**Given data**
────────────────────
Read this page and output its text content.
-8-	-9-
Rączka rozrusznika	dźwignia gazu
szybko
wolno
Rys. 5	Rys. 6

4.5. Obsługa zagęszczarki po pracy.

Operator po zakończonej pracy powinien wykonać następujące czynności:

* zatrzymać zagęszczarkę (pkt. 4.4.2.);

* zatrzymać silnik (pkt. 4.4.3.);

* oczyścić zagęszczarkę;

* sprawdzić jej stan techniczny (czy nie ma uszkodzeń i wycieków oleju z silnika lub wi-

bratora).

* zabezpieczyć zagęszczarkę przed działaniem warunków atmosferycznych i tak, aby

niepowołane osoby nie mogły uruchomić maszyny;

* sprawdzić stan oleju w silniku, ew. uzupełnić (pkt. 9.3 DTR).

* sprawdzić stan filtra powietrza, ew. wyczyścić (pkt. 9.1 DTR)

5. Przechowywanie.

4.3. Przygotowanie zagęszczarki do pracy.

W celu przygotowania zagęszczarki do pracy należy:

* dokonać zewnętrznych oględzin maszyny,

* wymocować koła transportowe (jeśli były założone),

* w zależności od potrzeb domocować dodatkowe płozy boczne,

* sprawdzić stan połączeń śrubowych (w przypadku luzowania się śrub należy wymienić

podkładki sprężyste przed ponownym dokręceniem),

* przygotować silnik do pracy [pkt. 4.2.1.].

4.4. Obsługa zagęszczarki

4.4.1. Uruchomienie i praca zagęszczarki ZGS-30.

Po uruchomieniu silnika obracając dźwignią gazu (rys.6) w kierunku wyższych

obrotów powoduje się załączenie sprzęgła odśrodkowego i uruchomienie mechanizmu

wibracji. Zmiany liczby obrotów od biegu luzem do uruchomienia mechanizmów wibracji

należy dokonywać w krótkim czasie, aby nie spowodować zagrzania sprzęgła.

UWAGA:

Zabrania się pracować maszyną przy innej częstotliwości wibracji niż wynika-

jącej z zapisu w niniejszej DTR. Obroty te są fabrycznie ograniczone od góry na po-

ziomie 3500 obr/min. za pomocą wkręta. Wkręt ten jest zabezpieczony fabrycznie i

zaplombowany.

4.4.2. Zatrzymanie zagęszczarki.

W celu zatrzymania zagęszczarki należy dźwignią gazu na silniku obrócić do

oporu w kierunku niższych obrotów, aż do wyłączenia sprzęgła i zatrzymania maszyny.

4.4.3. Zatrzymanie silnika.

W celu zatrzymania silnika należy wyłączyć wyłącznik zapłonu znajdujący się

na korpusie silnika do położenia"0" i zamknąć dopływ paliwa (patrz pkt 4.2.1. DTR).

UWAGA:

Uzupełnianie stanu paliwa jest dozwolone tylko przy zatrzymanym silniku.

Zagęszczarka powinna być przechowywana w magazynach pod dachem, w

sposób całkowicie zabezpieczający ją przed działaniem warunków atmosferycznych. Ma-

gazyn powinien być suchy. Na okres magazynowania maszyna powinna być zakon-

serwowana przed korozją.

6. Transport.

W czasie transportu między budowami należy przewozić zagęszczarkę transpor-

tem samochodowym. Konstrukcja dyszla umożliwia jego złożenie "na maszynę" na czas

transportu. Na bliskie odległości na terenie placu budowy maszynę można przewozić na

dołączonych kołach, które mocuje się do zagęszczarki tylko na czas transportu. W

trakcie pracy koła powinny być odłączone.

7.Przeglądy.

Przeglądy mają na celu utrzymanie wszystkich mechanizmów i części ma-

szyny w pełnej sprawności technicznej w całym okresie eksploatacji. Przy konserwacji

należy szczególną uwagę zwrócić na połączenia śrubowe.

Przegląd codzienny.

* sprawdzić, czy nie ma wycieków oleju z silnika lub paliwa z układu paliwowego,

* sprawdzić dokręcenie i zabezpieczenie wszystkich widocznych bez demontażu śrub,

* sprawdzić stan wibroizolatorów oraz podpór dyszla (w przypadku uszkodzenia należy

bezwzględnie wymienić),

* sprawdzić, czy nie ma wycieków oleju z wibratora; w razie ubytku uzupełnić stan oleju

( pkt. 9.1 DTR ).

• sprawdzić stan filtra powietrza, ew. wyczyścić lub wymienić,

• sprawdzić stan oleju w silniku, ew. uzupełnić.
────────────────────
**Your instructions**
For each line of the listing that holds the word "Przeglądy", show that line.

**Task result**
7.Przeglądy.
Przeglądy mają na celu utrzymanie wszystkich mechanizmów i części ma-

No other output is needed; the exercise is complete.